> [Raw data]:
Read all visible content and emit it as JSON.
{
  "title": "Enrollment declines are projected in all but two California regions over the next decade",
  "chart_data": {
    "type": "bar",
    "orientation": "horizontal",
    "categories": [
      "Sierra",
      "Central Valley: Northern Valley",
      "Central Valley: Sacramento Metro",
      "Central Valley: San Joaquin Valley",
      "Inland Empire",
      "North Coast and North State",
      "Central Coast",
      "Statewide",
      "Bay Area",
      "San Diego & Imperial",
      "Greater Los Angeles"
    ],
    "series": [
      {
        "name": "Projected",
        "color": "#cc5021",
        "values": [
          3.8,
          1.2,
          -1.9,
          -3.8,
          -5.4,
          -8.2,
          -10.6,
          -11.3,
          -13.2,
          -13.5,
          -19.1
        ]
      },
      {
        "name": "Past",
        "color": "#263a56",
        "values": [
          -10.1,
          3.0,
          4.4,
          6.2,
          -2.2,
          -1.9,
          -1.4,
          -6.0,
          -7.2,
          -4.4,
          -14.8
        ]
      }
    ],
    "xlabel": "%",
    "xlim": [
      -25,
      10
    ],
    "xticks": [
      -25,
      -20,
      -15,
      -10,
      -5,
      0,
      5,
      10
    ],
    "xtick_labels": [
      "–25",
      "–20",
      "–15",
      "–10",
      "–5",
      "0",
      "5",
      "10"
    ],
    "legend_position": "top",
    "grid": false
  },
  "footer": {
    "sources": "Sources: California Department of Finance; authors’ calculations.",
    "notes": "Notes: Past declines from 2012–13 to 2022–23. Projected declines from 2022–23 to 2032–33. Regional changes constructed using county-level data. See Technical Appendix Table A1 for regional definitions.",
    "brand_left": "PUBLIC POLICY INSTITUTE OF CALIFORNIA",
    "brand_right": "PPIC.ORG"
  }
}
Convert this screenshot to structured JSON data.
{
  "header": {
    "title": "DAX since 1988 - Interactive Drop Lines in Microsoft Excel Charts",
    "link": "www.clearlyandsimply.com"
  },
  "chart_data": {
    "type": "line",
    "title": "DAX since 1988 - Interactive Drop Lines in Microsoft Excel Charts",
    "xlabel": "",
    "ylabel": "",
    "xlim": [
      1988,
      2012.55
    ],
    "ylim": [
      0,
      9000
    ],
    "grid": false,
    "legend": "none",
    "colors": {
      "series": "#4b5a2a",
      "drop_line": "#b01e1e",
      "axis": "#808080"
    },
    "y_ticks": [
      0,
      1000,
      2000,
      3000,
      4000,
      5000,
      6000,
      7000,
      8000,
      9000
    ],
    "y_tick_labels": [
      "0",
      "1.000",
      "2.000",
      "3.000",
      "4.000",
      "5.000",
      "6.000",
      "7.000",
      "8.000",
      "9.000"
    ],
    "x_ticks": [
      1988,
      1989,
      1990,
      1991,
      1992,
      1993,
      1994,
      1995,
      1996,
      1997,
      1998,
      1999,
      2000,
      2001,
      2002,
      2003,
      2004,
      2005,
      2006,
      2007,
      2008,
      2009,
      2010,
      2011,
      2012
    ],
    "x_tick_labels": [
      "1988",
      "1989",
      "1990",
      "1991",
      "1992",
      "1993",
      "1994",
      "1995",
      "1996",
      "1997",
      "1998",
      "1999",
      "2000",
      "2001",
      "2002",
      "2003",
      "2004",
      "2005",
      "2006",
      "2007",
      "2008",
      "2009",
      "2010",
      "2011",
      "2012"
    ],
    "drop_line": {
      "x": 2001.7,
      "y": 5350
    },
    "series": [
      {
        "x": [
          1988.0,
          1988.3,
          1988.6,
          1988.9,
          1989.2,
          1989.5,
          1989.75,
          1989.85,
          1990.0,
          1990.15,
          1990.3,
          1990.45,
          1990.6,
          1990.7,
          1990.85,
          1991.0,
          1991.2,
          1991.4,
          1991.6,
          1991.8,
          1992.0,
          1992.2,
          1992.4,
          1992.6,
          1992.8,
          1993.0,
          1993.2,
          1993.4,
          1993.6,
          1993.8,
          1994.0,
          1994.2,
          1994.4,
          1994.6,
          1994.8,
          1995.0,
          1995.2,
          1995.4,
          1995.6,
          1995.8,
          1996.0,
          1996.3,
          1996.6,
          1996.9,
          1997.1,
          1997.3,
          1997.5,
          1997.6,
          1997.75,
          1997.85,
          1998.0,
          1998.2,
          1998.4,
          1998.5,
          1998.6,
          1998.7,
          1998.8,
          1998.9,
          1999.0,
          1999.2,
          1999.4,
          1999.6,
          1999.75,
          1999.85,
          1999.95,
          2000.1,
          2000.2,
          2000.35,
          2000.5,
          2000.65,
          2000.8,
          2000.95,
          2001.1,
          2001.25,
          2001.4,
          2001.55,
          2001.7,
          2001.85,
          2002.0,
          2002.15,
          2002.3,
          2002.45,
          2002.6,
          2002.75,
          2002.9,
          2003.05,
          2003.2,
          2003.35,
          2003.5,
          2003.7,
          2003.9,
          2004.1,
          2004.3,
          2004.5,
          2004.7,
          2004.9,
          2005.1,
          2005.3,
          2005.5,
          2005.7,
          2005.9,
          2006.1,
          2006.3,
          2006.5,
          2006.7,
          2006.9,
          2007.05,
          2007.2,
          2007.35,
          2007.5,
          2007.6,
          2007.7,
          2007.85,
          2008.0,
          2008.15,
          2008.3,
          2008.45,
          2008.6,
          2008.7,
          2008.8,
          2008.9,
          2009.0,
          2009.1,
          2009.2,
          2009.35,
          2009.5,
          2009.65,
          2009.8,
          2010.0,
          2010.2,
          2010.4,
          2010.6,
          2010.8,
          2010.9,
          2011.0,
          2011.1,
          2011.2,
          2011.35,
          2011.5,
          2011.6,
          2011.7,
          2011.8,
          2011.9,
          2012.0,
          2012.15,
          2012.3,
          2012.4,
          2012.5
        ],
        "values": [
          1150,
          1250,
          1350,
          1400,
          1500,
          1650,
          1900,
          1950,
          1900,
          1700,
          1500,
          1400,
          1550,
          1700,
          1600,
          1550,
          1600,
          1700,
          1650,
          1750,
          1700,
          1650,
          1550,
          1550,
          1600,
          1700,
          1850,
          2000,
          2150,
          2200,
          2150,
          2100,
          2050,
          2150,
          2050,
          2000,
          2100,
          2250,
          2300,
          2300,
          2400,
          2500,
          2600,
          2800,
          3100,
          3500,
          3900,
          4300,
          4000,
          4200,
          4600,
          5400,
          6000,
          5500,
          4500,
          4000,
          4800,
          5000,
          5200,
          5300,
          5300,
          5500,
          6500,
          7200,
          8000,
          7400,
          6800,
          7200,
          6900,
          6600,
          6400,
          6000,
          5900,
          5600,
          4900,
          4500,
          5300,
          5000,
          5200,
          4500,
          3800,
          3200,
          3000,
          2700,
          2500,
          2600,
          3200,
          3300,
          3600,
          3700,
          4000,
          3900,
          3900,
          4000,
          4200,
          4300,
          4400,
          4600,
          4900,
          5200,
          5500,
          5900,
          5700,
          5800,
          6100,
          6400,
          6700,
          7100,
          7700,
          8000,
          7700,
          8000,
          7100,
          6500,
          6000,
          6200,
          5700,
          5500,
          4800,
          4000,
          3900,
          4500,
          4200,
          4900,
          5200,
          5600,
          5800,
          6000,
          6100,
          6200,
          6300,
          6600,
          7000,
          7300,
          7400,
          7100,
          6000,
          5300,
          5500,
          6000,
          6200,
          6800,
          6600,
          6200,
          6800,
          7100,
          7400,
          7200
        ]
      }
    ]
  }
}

> [Problem to work on]: Retype all of the material above with every character intact.

> [Solution to this exercise]:
Read all visible content and emit it as JSON.
{
  "title": "Enrollment declines are projected in all but two California regions over the next decade",
  "chart_data": {
    "type": "bar",
    "orientation": "horizontal",
    "categories": [
      "Sierra",
      "Central Valley: Northern Valley",
      "Central Valley: Sacramento Metro",
      "Central Valley: San Joaquin Valley",
      "Inland Empire",
      "North Coast and North State",
      "Central Coast",
      "Statewide",
      "Bay Area",
      "San Diego & Imperial",
      "Greater Los Angeles"
    ],
    "series": [
      {
        "name": "Projected",
        "color": "#cc5021",
        "values": [
          3.8,
          1.2,
          -1.9,
          -3.8,
          -5.4,
          -8.2,
          -10.6,
          -11.3,
          -13.2,
          -13.5,
          -19.1
        ]
      },
      {
        "name": "Past",
        "color": "#263a56",
        "values": [
          -10.1,
          3.0,
          4.4,
          6.2,
          -2.2,
          -1.9,
          -1.4,
          -6.0,
          -7.2,
          -4.4,
          -14.8
        ]
      }
    ],
    "xlabel": "%",
    "xlim": [
      -25,
      10
    ],
    "xticks": [
      -25,
      -20,
      -15,
      -10,
      -5,
      0,
      5,
      10
    ],
    "xtick_labels": [
      "–25",
      "–20",
      "–15",
      "–10",
      "–5",
      "0",
      "5",
      "10"
    ],
    "legend_position": "top",
    "grid": false
  },
  "footer": {
    "sources": "Sources: California Department of Finance; authors’ calculations.",
    "notes": "Notes: Past declines from 2012–13 to 2022–23. Projected declines from 2022–23 to 2032–33. Regional changes constructed using county-level data. See Technical Appendix Table A1 for regional definitions.",
    "brand_left": "PUBLIC POLICY INSTITUTE OF CALIFORNIA",
    "brand_right": "PPIC.ORG"
  }
}
Convert this screenshot to structured JSON data.
{
  "header": {
    "title": "DAX since 1988 - Interactive Drop Lines in Microsoft Excel Charts",
    "link": "www.clearlyandsimply.com"
  },
  "chart_data": {
    "type": "line",
    "title": "DAX since 1988 - Interactive Drop Lines in Microsoft Excel Charts",
    "xlabel": "",
    "ylabel": "",
    "xlim": [
      1988,
      2012.55
    ],
    "ylim": [
      0,
      9000
    ],
    "grid": false,
    "legend": "none",
    "colors": {
      "series": "#4b5a2a",
      "drop_line": "#b01e1e",
      "axis": "#808080"
    },
    "y_ticks": [
      0,
      1000,
      2000,
      3000,
      4000,
      5000,
      6000,
      7000,
      8000,
      9000
    ],
    "y_tick_labels": [
      "0",
      "1.000",
      "2.000",
      "3.000",
      "4.000",
      "5.000",
      "6.000",
      "7.000",
      "8.000",
      "9.000"
    ],
    "x_ticks": [
      1988,
      1989,
      1990,
      1991,
      1992,
      1993,
      1994,
      1995,
      1996,
      1997,
      1998,
      1999,
      2000,
      2001,
      2002,
      2003,
      2004,
      2005,
      2006,
      2007,
      2008,
      2009,
      2010,
      2011,
      2012
    ],
    "x_tick_labels": [
      "1988",
      "1989",
      "1990",
      "1991",
      "1992",
      "1993",
      "1994",
      "1995",
      "1996",
      "1997",
      "1998",
      "1999",
      "2000",
      "2001",
      "2002",
      "2003",
      "2004",
      "2005",
      "2006",
      "2007",
      "2008",
      "2009",
      "2010",
      "2011",
      "2012"
    ],
    "drop_line": {
      "x": 2001.7,
      "y": 5350
    },
    "series": [
      {
        "x": [
          1988.0,
          1988.3,
          1988.6,
          1988.9,
          1989.2,
          1989.5,
          1989.75,
          1989.85,
          1990.0,
          1990.15,
          1990.3,
          1990.45,
          1990.6,
          1990.7,
          1990.85,
          1991.0,
          1991.2,
          1991.4,
          1991.6,
          1991.8,
          1992.0,
          1992.2,
          1992.4,
          1992.6,
          1992.8,
          1993.0,
          1993.2,
          1993.4,
          1993.6,
          1993.8,
          1994.0,
          1994.2,
          1994.4,
          1994.6,
          1994.8,
          1995.0,
          1995.2,
          1995.4,
          1995.6,
          1995.8,
          1996.0,
          1996.3,
          1996.6,
          1996.9,
          1997.1,
          1997.3,
          1997.5,
          1997.6,
          1997.75,
          1997.85,
          1998.0,
          1998.2,
          1998.4,
          1998.5,
          1998.6,
          1998.7,
          1998.8,
          1998.9,
          1999.0,
          1999.2,
          1999.4,
          1999.6,
          1999.75,
          1999.85,
          1999.95,
          2000.1,
          2000.2,
          2000.35,
          2000.5,
          2000.65,
          2000.8,
          2000.95,
          2001.1,
          2001.25,
          2001.4,
          2001.55,
          2001.7,
          2001.85,
          2002.0,
          2002.15,
          2002.3,
          2002.45,
          2002.6,
          2002.75,
          2002.9,
          2003.05,
          2003.2,
          2003.35,
          2003.5,
          2003.7,
          2003.9,
          2004.1,
          2004.3,
          2004.5,
          2004.7,
          2004.9,
          2005.1,
          2005.3,
          2005.5,
          2005.7,
          2005.9,
          2006.1,
          2006.3,
          2006.5,
          2006.7,
          2006.9,
          2007.05,
          2007.2,
          2007.35,
          2007.5,
          2007.6,
          2007.7,
          2007.85,
          2008.0,
          2008.15,
          2008.3,
          2008.45,
          2008.6,
          2008.7,
          2008.8,
          2008.9,
          2009.0,
          2009.1,
          2009.2,
          2009.35,
          2009.5,
          2009.65,
          2009.8,
          2010.0,
          2010.2,
          2010.4,
          2010.6,
          2010.8,
          2010.9,
          2011.0,
          2011.1,
          2011.2,
          2011.35,
          2011.5,
          2011.6,
          2011.7,
          2011.8,
          2011.9,
          2012.0,
          2012.15,
          2012.3,
          2012.4,
          2012.5
        ],
        "values": [
          1150,
          1250,
          1350,
          1400,
          1500,
          1650,
          1900,
          1950,
          1900,
          1700,
          1500,
          1400,
          1550,
          1700,
          1600,
          1550,
          1600,
          1700,
          1650,
          1750,
          1700,
          1650,
          1550,
          1550,
          1600,
          1700,
          1850,
          2000,
          2150,
          2200,
          2150,
          2100,
          2050,
          2150,
          2050,
          2000,
          2100,
          2250,
          2300,
          2300,
          2400,
          2500,
          2600,
          2800,
          3100,
          3500,
          3900,
          4300,
          4000,
          4200,
          4600,
          5400,
          6000,
          5500,
          4500,
          4000,
          4800,
          5000,
          5200,
          5300,
          5300,
          5500,
          6500,
          7200,
          8000,
          7400,
          6800,
          7200,
          6900,
          6600,
          6400,
          6000,
          5900,
          5600,
          4900,
          4500,
          5300,
          5000,
          5200,
          4500,
          3800,
          3200,
          3000,
          2700,
          2500,
          2600,
          3200,
          3300,
          3600,
          3700,
          4000,
          3900,
          3900,
          4000,
          4200,
          4300,
          4400,
          4600,
          4900,
          5200,
          5500,
          5900,
          5700,
          5800,
          6100,
          6400,
          6700,
          7100,
          7700,
          8000,
          7700,
          8000,
          7100,
          6500,
          6000,
          6200,
          5700,
          5500,
          4800,
          4000,
          3900,
          4500,
          4200,
          4900,
          5200,
          5600,
          5800,
          6000,
          6100,
          6200,
          6300,
          6600,
          7000,
          7300,
          7400,
          7100,
          6000,
          5300,
          5500,
          6000,
          6200,
          6800,
          6600,
          6200,
          6800,
          7100,
          7400,
          7200
        ]
      }
    ]
  }
}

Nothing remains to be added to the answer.